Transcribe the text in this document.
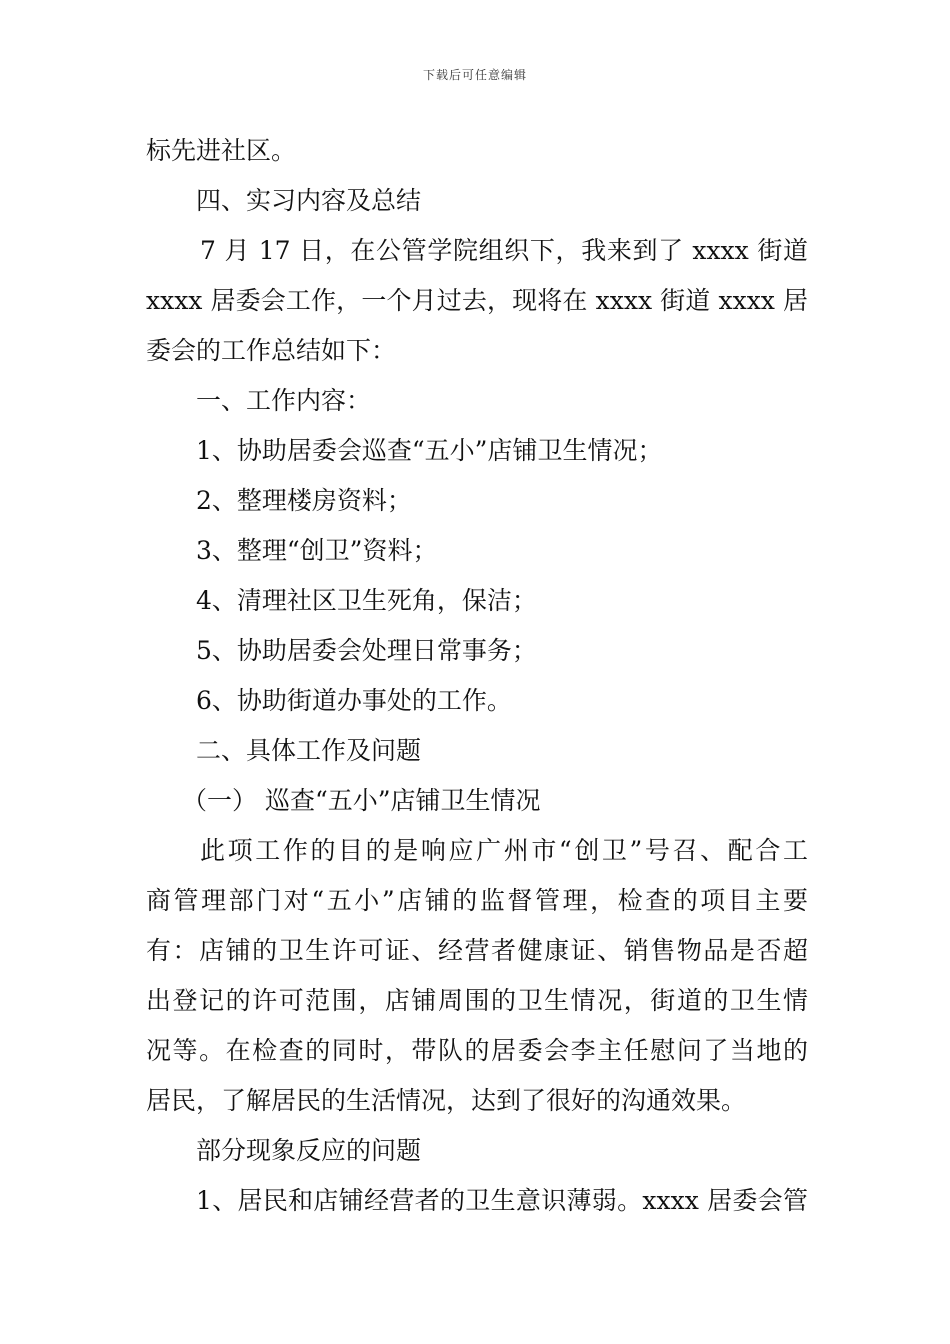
下载后可任意编辑
标先进社区。
四、实习内容及总结
7 月 17 日，在公管学院组织下，我来到了 xxxx 街道
xxxx 居委会工作，一个月过去，现将在 xxxx 街道 xxxx 居
委会的工作总结如下：
一、工作内容：
1、协助居委会巡查“五小”店铺卫生情况；
2、整理楼房资料；
3、整理“创卫”资料；
4、清理社区卫生死角，保洁；
5、协助居委会处理日常事务；
6、协助街道办事处的工作。
二、具体工作及问题
（一） 巡查“五小”店铺卫生情况
此项工作的目的是响应广州市“创卫”号召、配合工
商管理部门对“五小”店铺的监督管理，检查的项目主要
有：店铺的卫生许可证、经营者健康证、销售物品是否超
出登记的许可范围，店铺周围的卫生情况，街道的卫生情
况等。在检查的同时，带队的居委会李主任慰问了当地的
居民，了解居民的生活情况，达到了很好的沟通效果。
部分现象反应的问题
1、居民和店铺经营者的卫生意识薄弱。xxxx 居委会管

*EXERCISE DIRECTIONS*
Quote every record above exactly, omitting any pictures they contain.

*WRITTEN ANSWER*
Transcribe the text in this document.
下载后可任意编辑
标先进社区。
四、实习内容及总结
7 月 17 日，在公管学院组织下，我来到了 xxxx 街道
xxxx 居委会工作，一个月过去，现将在 xxxx 街道 xxxx 居
委会的工作总结如下：
一、工作内容：
1、协助居委会巡查“五小”店铺卫生情况；
2、整理楼房资料；
3、整理“创卫”资料；
4、清理社区卫生死角，保洁；
5、协助居委会处理日常事务；
6、协助街道办事处的工作。
二、具体工作及问题
（一） 巡查“五小”店铺卫生情况
此项工作的目的是响应广州市“创卫”号召、配合工
商管理部门对“五小”店铺的监督管理，检查的项目主要
有：店铺的卫生许可证、经营者健康证、销售物品是否超
出登记的许可范围，店铺周围的卫生情况，街道的卫生情
况等。在检查的同时，带队的居委会李主任慰问了当地的
居民，了解居民的生活情况，达到了很好的沟通效果。
部分现象反应的问题
1、居民和店铺经营者的卫生意识薄弱。xxxx 居委会管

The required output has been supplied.